(Entries taken from a collection)
········

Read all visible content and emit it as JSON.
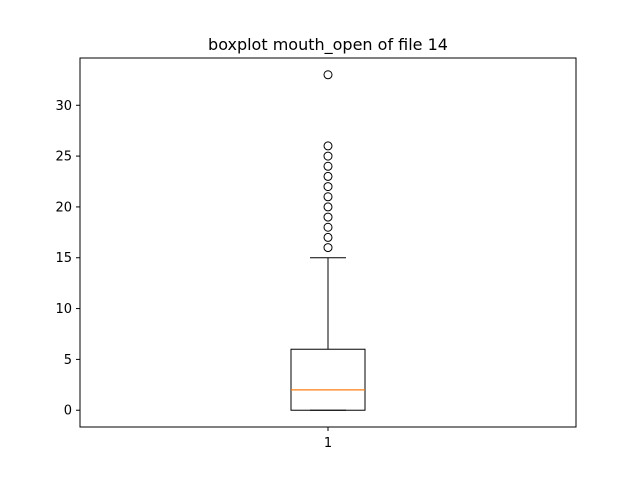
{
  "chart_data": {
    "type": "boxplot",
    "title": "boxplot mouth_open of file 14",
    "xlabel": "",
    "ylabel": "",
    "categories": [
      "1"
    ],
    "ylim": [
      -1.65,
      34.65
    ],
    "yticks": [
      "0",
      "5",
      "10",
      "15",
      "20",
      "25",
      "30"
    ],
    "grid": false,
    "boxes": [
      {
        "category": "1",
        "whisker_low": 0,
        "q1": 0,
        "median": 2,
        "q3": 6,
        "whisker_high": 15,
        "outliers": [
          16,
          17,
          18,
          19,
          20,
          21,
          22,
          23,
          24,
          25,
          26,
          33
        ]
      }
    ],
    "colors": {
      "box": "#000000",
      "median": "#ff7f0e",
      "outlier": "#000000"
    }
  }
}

········

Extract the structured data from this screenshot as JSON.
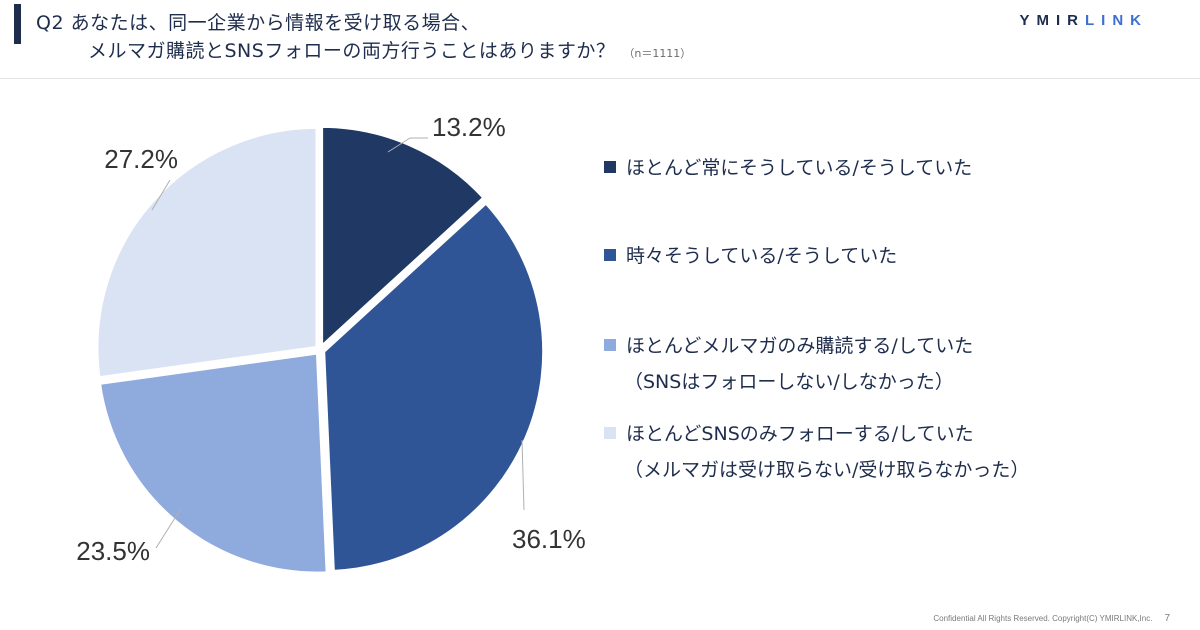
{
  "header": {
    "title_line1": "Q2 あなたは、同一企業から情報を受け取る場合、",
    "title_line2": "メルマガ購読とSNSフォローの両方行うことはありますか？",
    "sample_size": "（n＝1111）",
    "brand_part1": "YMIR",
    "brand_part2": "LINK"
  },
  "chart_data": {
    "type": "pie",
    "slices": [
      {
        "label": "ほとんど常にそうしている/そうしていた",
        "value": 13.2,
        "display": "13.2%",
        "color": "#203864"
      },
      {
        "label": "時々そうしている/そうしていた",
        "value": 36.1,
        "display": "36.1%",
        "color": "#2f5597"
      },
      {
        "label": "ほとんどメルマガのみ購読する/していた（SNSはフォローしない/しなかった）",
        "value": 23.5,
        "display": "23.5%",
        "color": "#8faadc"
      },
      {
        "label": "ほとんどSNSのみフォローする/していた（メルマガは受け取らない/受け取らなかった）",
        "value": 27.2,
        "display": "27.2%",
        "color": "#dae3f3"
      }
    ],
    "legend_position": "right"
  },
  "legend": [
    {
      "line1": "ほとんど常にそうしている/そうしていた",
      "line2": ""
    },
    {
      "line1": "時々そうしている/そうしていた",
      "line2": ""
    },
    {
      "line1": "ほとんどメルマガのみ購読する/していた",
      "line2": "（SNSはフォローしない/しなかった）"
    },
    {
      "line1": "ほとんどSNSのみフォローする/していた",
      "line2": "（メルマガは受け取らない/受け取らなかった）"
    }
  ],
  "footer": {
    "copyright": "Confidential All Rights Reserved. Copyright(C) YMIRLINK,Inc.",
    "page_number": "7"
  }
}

········

▶ [TASK PROMPT]:
From the entries above, copy each line holding "display".

▶ [FULL OUTPUT]:
        "display": "13.2%",
        "display": "36.1%",
        "display": "23.5%",
        "display": "27.2%",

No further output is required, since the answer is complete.